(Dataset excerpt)
[START]

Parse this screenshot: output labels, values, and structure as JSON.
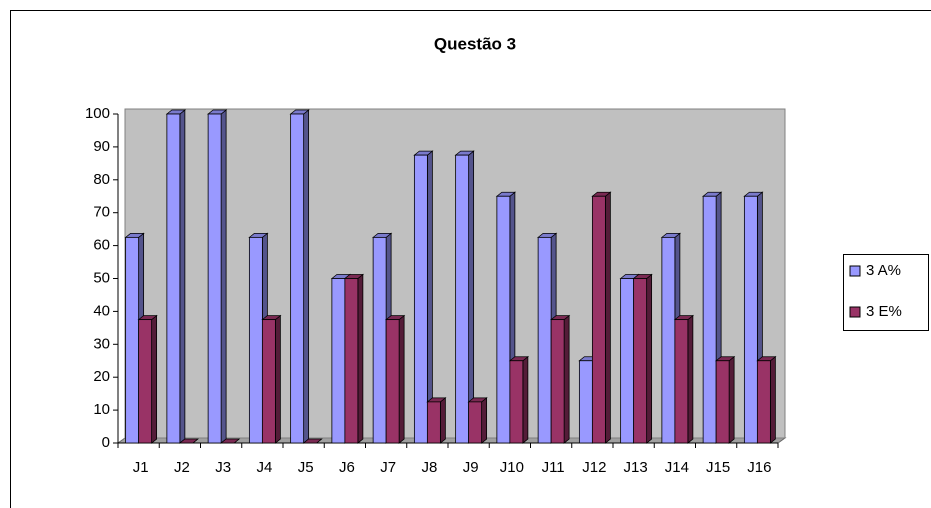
{
  "chart_data": {
    "type": "bar",
    "title": "Questão 3",
    "categories": [
      "J1",
      "J2",
      "J3",
      "J4",
      "J5",
      "J6",
      "J7",
      "J8",
      "J9",
      "J10",
      "J11",
      "J12",
      "J13",
      "J14",
      "J15",
      "J16"
    ],
    "series": [
      {
        "name": "3 A%",
        "color": "#9999ff",
        "values": [
          62.5,
          100,
          100,
          62.5,
          100,
          50,
          62.5,
          87.5,
          87.5,
          75,
          62.5,
          25,
          50,
          62.5,
          75,
          75
        ]
      },
      {
        "name": "3 E%",
        "color": "#993366",
        "values": [
          37.5,
          0,
          0,
          37.5,
          0,
          50,
          37.5,
          12.5,
          12.5,
          25,
          37.5,
          75,
          50,
          37.5,
          25,
          25
        ]
      }
    ],
    "ylim": [
      0,
      100
    ],
    "yticks": [
      0,
      10,
      20,
      30,
      40,
      50,
      60,
      70,
      80,
      90,
      100
    ],
    "grid": false,
    "legend": "right"
  }
}
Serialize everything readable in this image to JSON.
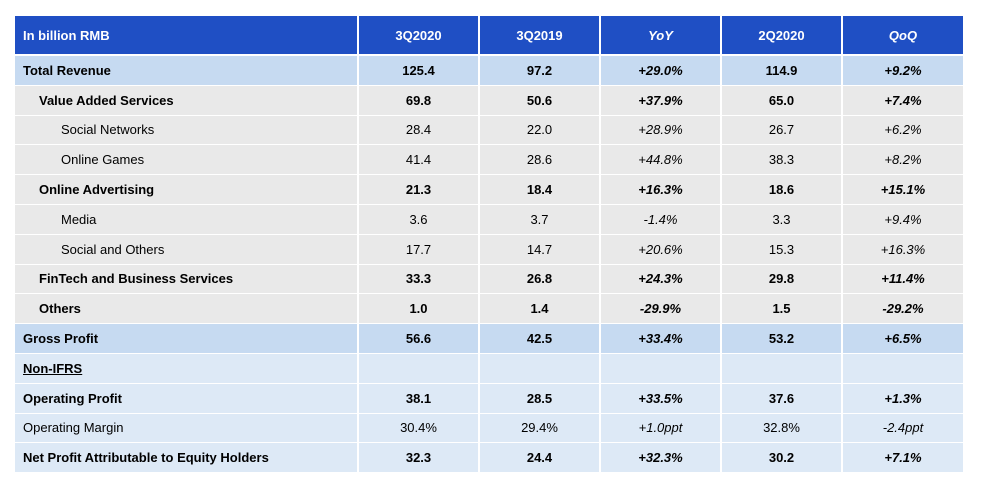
{
  "header": {
    "label": "In billion RMB",
    "col1": "3Q2020",
    "col2": "3Q2019",
    "col3": "YoY",
    "col4": "2Q2020",
    "col5": "QoQ"
  },
  "rows": [
    {
      "label": "Total Revenue",
      "v1": "125.4",
      "v2": "97.2",
      "v3": "+29.0%",
      "v4": "114.9",
      "v5": "+9.2%"
    },
    {
      "label": "Value Added Services",
      "v1": "69.8",
      "v2": "50.6",
      "v3": "+37.9%",
      "v4": "65.0",
      "v5": "+7.4%"
    },
    {
      "label": "Social Networks",
      "v1": "28.4",
      "v2": "22.0",
      "v3": "+28.9%",
      "v4": "26.7",
      "v5": "+6.2%"
    },
    {
      "label": "Online Games",
      "v1": "41.4",
      "v2": "28.6",
      "v3": "+44.8%",
      "v4": "38.3",
      "v5": "+8.2%"
    },
    {
      "label": "Online Advertising",
      "v1": "21.3",
      "v2": "18.4",
      "v3": "+16.3%",
      "v4": "18.6",
      "v5": "+15.1%"
    },
    {
      "label": "Media",
      "v1": "3.6",
      "v2": "3.7",
      "v3": "-1.4%",
      "v4": "3.3",
      "v5": "+9.4%"
    },
    {
      "label": "Social and Others",
      "v1": "17.7",
      "v2": "14.7",
      "v3": "+20.6%",
      "v4": "15.3",
      "v5": "+16.3%"
    },
    {
      "label": "FinTech and Business Services",
      "v1": "33.3",
      "v2": "26.8",
      "v3": "+24.3%",
      "v4": "29.8",
      "v5": "+11.4%"
    },
    {
      "label": "Others",
      "v1": "1.0",
      "v2": "1.4",
      "v3": "-29.9%",
      "v4": "1.5",
      "v5": "-29.2%"
    },
    {
      "label": "Gross Profit",
      "v1": "56.6",
      "v2": "42.5",
      "v3": "+33.4%",
      "v4": "53.2",
      "v5": "+6.5%"
    },
    {
      "label": "Non-IFRS",
      "v1": "",
      "v2": "",
      "v3": "",
      "v4": "",
      "v5": ""
    },
    {
      "label": "Operating Profit",
      "v1": "38.1",
      "v2": "28.5",
      "v3": "+33.5%",
      "v4": "37.6",
      "v5": "+1.3%"
    },
    {
      "label": "Operating Margin",
      "v1": "30.4%",
      "v2": "29.4%",
      "v3": "+1.0ppt",
      "v4": "32.8%",
      "v5": "-2.4ppt"
    },
    {
      "label": "Net Profit Attributable to Equity Holders",
      "v1": "32.3",
      "v2": "24.4",
      "v3": "+32.3%",
      "v4": "30.2",
      "v5": "+7.1%"
    }
  ],
  "colors": {
    "header_bg": "#1f4fc4",
    "highlight_bg": "#c6daf1",
    "row_bg": "#e9e9e9",
    "light_bg": "#dde9f6"
  }
}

[END]

◆ Exercise aim: Identify lines with the string "Services". Copy each one.

◆ Reply:
      "label": "Value Added Services",
      "label": "FinTech and Business Services",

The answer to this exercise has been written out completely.